#### Records supplied
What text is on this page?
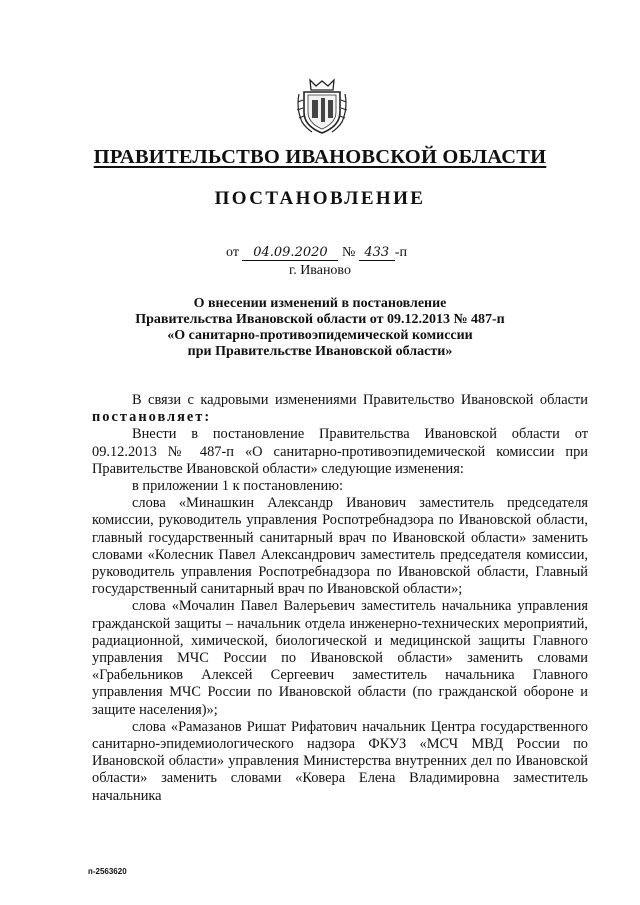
ПРАВИТЕЛЬСТВО ИВАНОВСКОЙ ОБЛАСТИ
ПОСТАНОВЛЕНИЕ
от 04.09.2020 № 433 -п
г. Иваново
О внесении изменений в постановление
Правительства Ивановской области от 09.12.2013 № 487-п
«О санитарно-противоэпидемической комиссии
при Правительстве Ивановской области»

В связи с кадровыми изменениями Правительство Ивановской области постановляет:

Внести в постановление Правительства Ивановской области от 09.12.2013 № 487-п «О санитарно-противоэпидемической комиссии при Правительстве Ивановской области» следующие изменения:

в приложении 1 к постановлению:

слова «Минашкин Александр Иванович заместитель председателя комиссии, руководитель управления Роспотребнадзора по Ивановской области, главный государственный санитарный врач по Ивановской области» заменить словами «Колесник Павел Александрович заместитель председателя комиссии, руководитель управления Роспотребнадзора по Ивановской области, Главный государственный санитарный врач по Ивановской области»;

слова «Мочалин Павел Валерьевич заместитель начальника управления гражданской защиты – начальник отдела инженерно-технических мероприятий, радиационной, химической, биологической и медицинской защиты Главного управления МЧС России по Ивановской области» заменить словами «Грабельников Алексей Сергеевич заместитель начальника Главного управления МЧС России по Ивановской области (по гражданской обороне и защите населения)»;

слова «Рамазанов Ришат Рифатович начальник Центра государственного санитарно-эпидемиологического надзора ФКУЗ «МСЧ МВД России по Ивановской области» управления Министерства внутренних дел по Ивановской области» заменить словами «Ковера Елена Владимировна заместитель начальника

п-2563620
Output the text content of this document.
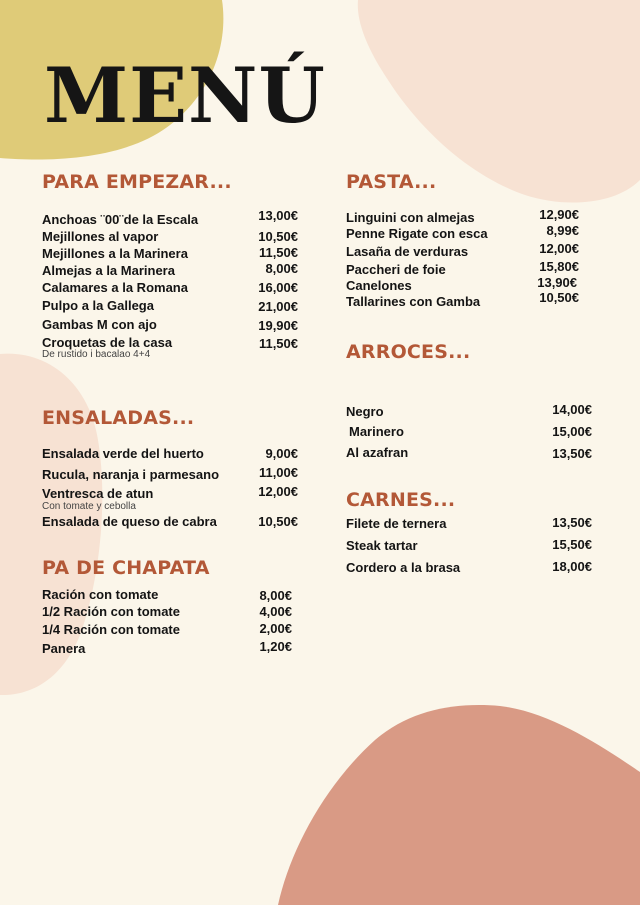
MENÚ
PARA EMPEZAR...
Anchoas ¨00¨de la Escala	13,00€
Mejillones al vapor	10,50€
Mejillones a la Marinera	11,50€
Almejas a la Marinera	8,00€
Calamares a la Romana	16,00€
Pulpo a la Gallega	21,00€
Gambas M con ajo	19,90€
Croquetas de la casa	11,50€
De rustido i bacalao 4+4
ENSALADAS...
Ensalada verde del huerto	9,00€
Rucula, naranja i parmesano	11,00€
Ventresca de atun	12,00€
Con tomate y cebolla
Ensalada de queso de cabra	10,50€
PA DE CHAPATA
Ración con tomate	8,00€
1/2 Ración con tomate	4,00€
1/4 Ración con tomate	2,00€
Panera	1,20€
PASTA...
Linguini con almejas	12,90€
Penne Rigate con esca	8,99€
Lasaña de verduras	12,00€
Paccheri de foie	15,80€
Canelones	13,90€
Tallarines con Gamba	10,50€
ARROCES...
Negro	14,00€
Marinero	15,00€
Al azafran	13,50€
CARNES...
Filete de ternera	13,50€
Steak tartar	15,50€
Cordero a la brasa	18,00€
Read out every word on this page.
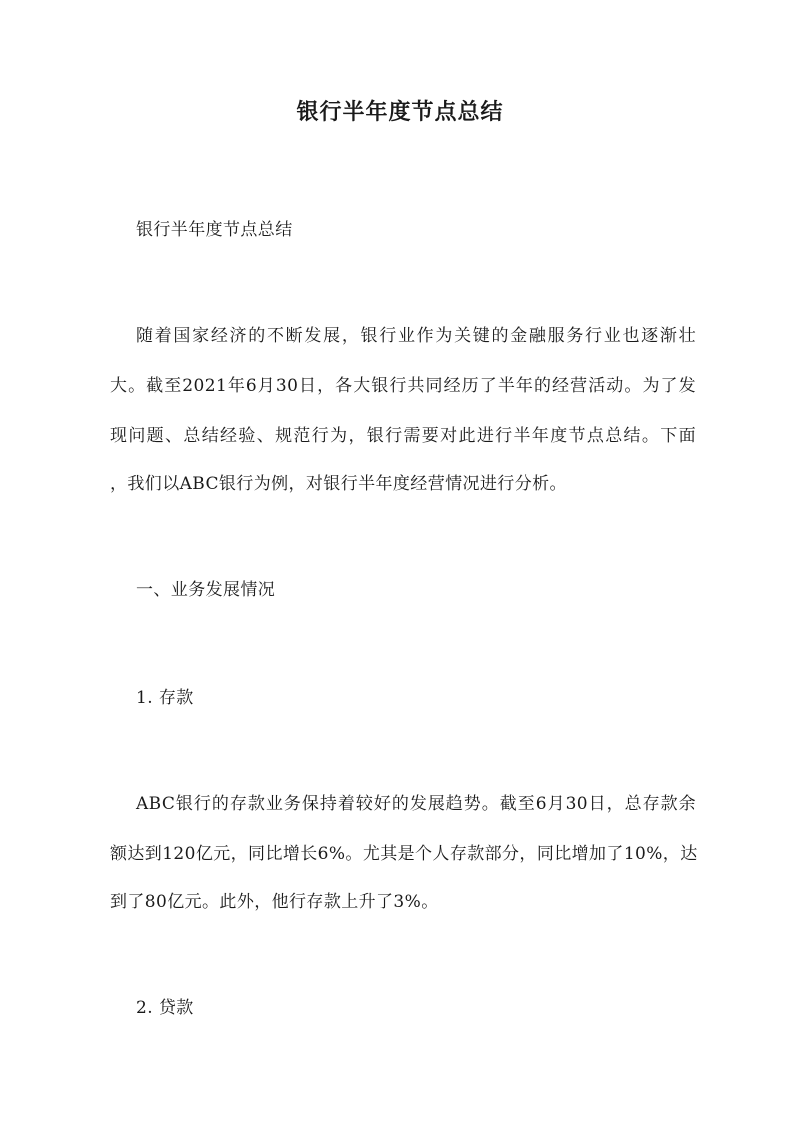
银行半年度节点总结
银行半年度节点总结
随着国家经济的不断发展，银行业作为关键的金融服务行业也逐渐壮
大。截至2021年6月30日，各大银行共同经历了半年的经营活动。为了发
现问题、总结经验、规范行为，银行需要对此进行半年度节点总结。下面
，我们以ABC银行为例，对银行半年度经营情况进行分析。
一、业务发展情况
1. 存款
ABC银行的存款业务保持着较好的发展趋势。截至6月30日，总存款余
额达到120亿元，同比增长6%。尤其是个人存款部分，同比增加了10%，达
到了80亿元。此外，他行存款上升了3%。
2. 贷款
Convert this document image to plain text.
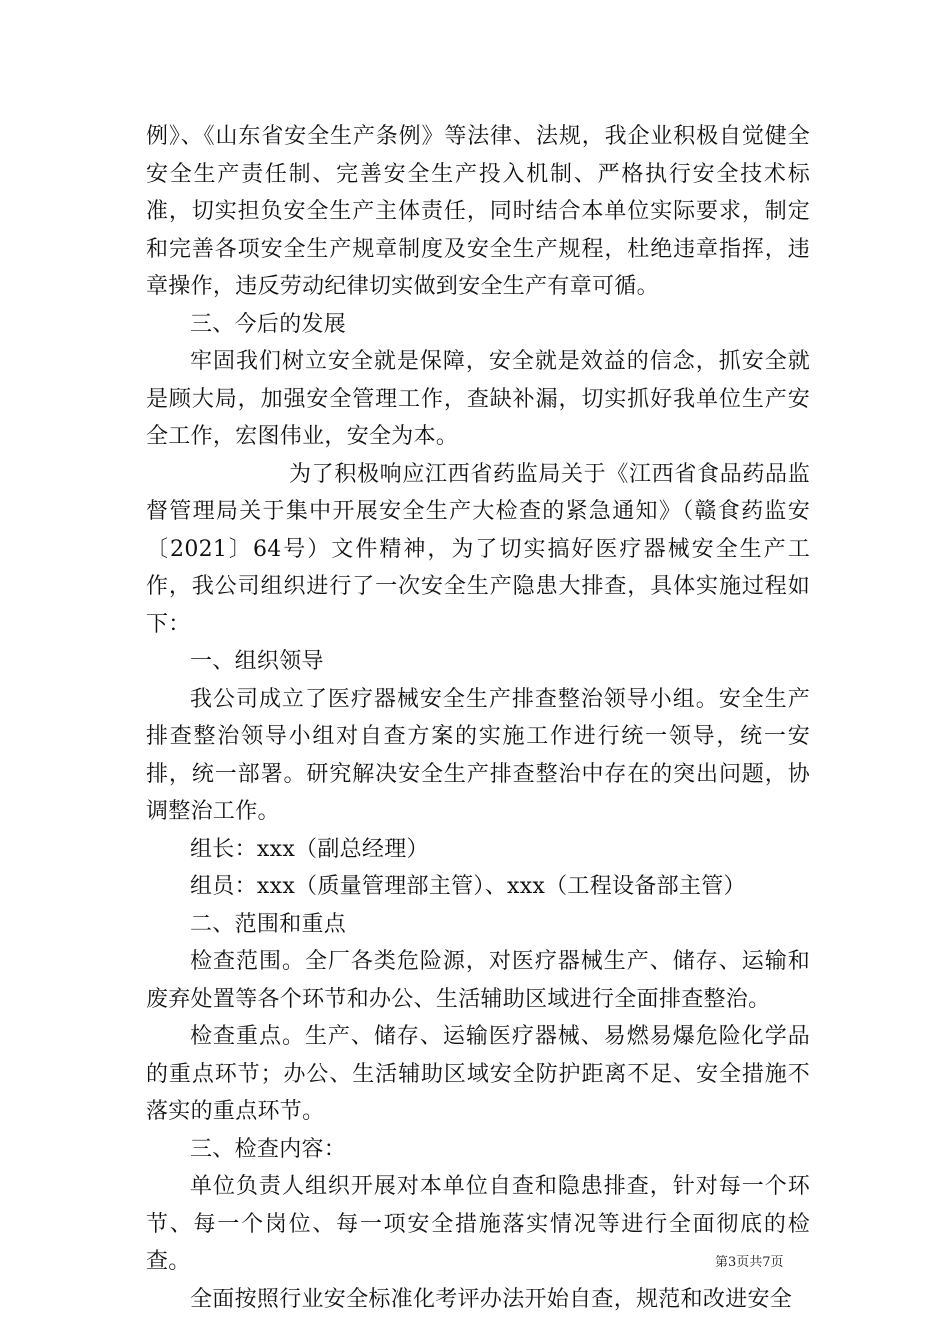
例》、《山东省安全生产条例》等法律、法规，我企业积极自觉健全安全生产责任制、完善安全生产投入机制、严格执行安全技术标准，切实担负安全生产主体责任，同时结合本单位实际要求，制定和完善各项安全生产规章制度及安全生产规程，杜绝违章指挥，违章操作，违反劳动纪律切实做到安全生产有章可循。

三、今后的发展

牢固我们树立安全就是保障，安全就是效益的信念，抓安全就是顾大局，加强安全管理工作，查缺补漏，切实抓好我单位生产安全工作，宏图伟业，安全为本。

为了积极响应江西省药监局关于《江西省食品药品监督管理局关于集中开展安全生产大检查的紧急通知》（赣食药监安〔2021〕64号）文件精神，为了切实搞好医疗器械安全生产工作，我公司组织进行了一次安全生产隐患大排查，具体实施过程如下：

一、组织领导

我公司成立了医疗器械安全生产排查整治领导小组。安全生产排查整治领导小组对自查方案的实施工作进行统一领导，统一安排，统一部署。研究解决安全生产排查整治中存在的突出问题，协调整治工作。

组长：xxx（副总经理）

组员：xxx（质量管理部主管）、xxx（工程设备部主管）

二、范围和重点

检查范围。全厂各类危险源，对医疗器械生产、储存、运输和废弃处置等各个环节和办公、生活辅助区域进行全面排查整治。

检查重点。生产、储存、运输医疗器械、易燃易爆危险化学品的重点环节；办公、生活辅助区域安全防护距离不足、安全措施不落实的重点环节。

三、检查内容：

单位负责人组织开展对本单位自查和隐患排查，针对每一个环节、每一个岗位、每一项安全措施落实情况等进行全面彻底的检查。

全面按照行业安全标准化考评办法开始自查，规范和改进安全

第3页共7页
########
Task details:
Do not include the images; transcribe the rest of the listing exactly.

Solved exercise:
What text is on this page?
ПРАВИТЕЛЬСТВО ИВАНОВСКОЙ ОБЛАСТИ
ПОСТАНОВЛЕНИЕ
от 04.09.2020 № 433 -п
г. Иваново
О внесении изменений в постановление
Правительства Ивановской области от 09.12.2013 № 487-п
«О санитарно-противоэпидемической комиссии
при Правительстве Ивановской области»

В связи с кадровыми изменениями Правительство Ивановской области постановляет:

Внести в постановление Правительства Ивановской области от 09.12.2013 № 487-п «О санитарно-противоэпидемической комиссии при Правительстве Ивановской области» следующие изменения:

в приложении 1 к постановлению:

слова «Минашкин Александр Иванович заместитель председателя комиссии, руководитель управления Роспотребнадзора по Ивановской области, главный государственный санитарный врач по Ивановской области» заменить словами «Колесник Павел Александрович заместитель председателя комиссии, руководитель управления Роспотребнадзора по Ивановской области, Главный государственный санитарный врач по Ивановской области»;

слова «Мочалин Павел Валерьевич заместитель начальника управления гражданской защиты – начальник отдела инженерно-технических мероприятий, радиационной, химической, биологической и медицинской защиты Главного управления МЧС России по Ивановской области» заменить словами «Грабельников Алексей Сергеевич заместитель начальника Главного управления МЧС России по Ивановской области (по гражданской обороне и защите населения)»;

слова «Рамазанов Ришат Рифатович начальник Центра государственного санитарно-эпидемиологического надзора ФКУЗ «МСЧ МВД России по Ивановской области» управления Министерства внутренних дел по Ивановской области» заменить словами «Ковера Елена Владимировна заместитель начальника

п-2563620
Output the text content of this document.
MENÚ
PARA EMPEZAR...
Anchoas ¨00¨de la Escala	13,00€
Mejillones al vapor	10,50€
Mejillones a la Marinera	11,50€
Almejas a la Marinera	8,00€
Calamares a la Romana	16,00€
Pulpo a la Gallega	21,00€
Gambas M con ajo	19,90€
Croquetas de la casa	11,50€
De rustido i bacalao 4+4
ENSALADAS...
Ensalada verde del huerto	9,00€
Rucula, naranja i parmesano	11,00€
Ventresca de atun	12,00€
Con tomate y cebolla
Ensalada de queso de cabra	10,50€
PA DE CHAPATA
Ración con tomate	8,00€
1/2 Ración con tomate	4,00€
1/4 Ración con tomate	2,00€
Panera	1,20€
PASTA...
Linguini con almejas	12,90€
Penne Rigate con esca	8,99€
Lasaña de verduras	12,00€
Paccheri de foie	15,80€
Canelones	13,90€
Tallarines con Gamba	10,50€
ARROCES...
Negro	14,00€
Marinero	15,00€
Al azafran	13,50€
CARNES...
Filete de ternera	13,50€
Steak tartar	15,50€
Cordero a la brasa	18,00€
Read out every word on this page.
银行半年度节点总结
银行半年度节点总结
随着国家经济的不断发展，银行业作为关键的金融服务行业也逐渐壮
大。截至2021年6月30日，各大银行共同经历了半年的经营活动。为了发
现问题、总结经验、规范行为，银行需要对此进行半年度节点总结。下面
，我们以ABC银行为例，对银行半年度经营情况进行分析。
一、业务发展情况
1. 存款
ABC银行的存款业务保持着较好的发展趋势。截至6月30日，总存款余
额达到120亿元，同比增长6%。尤其是个人存款部分，同比增加了10%，达
到了80亿元。此外，他行存款上升了3%。
2. 贷款
Convert this document image to plain text.
例》、《山东省安全生产条例》等法律、法规，我企业积极自觉健全安全生产责任制、完善安全生产投入机制、严格执行安全技术标准，切实担负安全生产主体责任，同时结合本单位实际要求，制定和完善各项安全生产规章制度及安全生产规程，杜绝违章指挥，违章操作，违反劳动纪律切实做到安全生产有章可循。

三、今后的发展

牢固我们树立安全就是保障，安全就是效益的信念，抓安全就是顾大局，加强安全管理工作，查缺补漏，切实抓好我单位生产安全工作，宏图伟业，安全为本。

为了积极响应江西省药监局关于《江西省食品药品监督管理局关于集中开展安全生产大检查的紧急通知》（赣食药监安〔2021〕64号）文件精神，为了切实搞好医疗器械安全生产工作，我公司组织进行了一次安全生产隐患大排查，具体实施过程如下：

一、组织领导

我公司成立了医疗器械安全生产排查整治领导小组。安全生产排查整治领导小组对自查方案的实施工作进行统一领导，统一安排，统一部署。研究解决安全生产排查整治中存在的突出问题，协调整治工作。

组长：xxx（副总经理）

组员：xxx（质量管理部主管）、xxx（工程设备部主管）

二、范围和重点

检查范围。全厂各类危险源，对医疗器械生产、储存、运输和废弃处置等各个环节和办公、生活辅助区域进行全面排查整治。

检查重点。生产、储存、运输医疗器械、易燃易爆危险化学品的重点环节；办公、生活辅助区域安全防护距离不足、安全措施不落实的重点环节。

三、检查内容：

单位负责人组织开展对本单位自查和隐患排查，针对每一个环节、每一个岗位、每一项安全措施落实情况等进行全面彻底的检查。

全面按照行业安全标准化考评办法开始自查，规范和改进安全

第3页共7页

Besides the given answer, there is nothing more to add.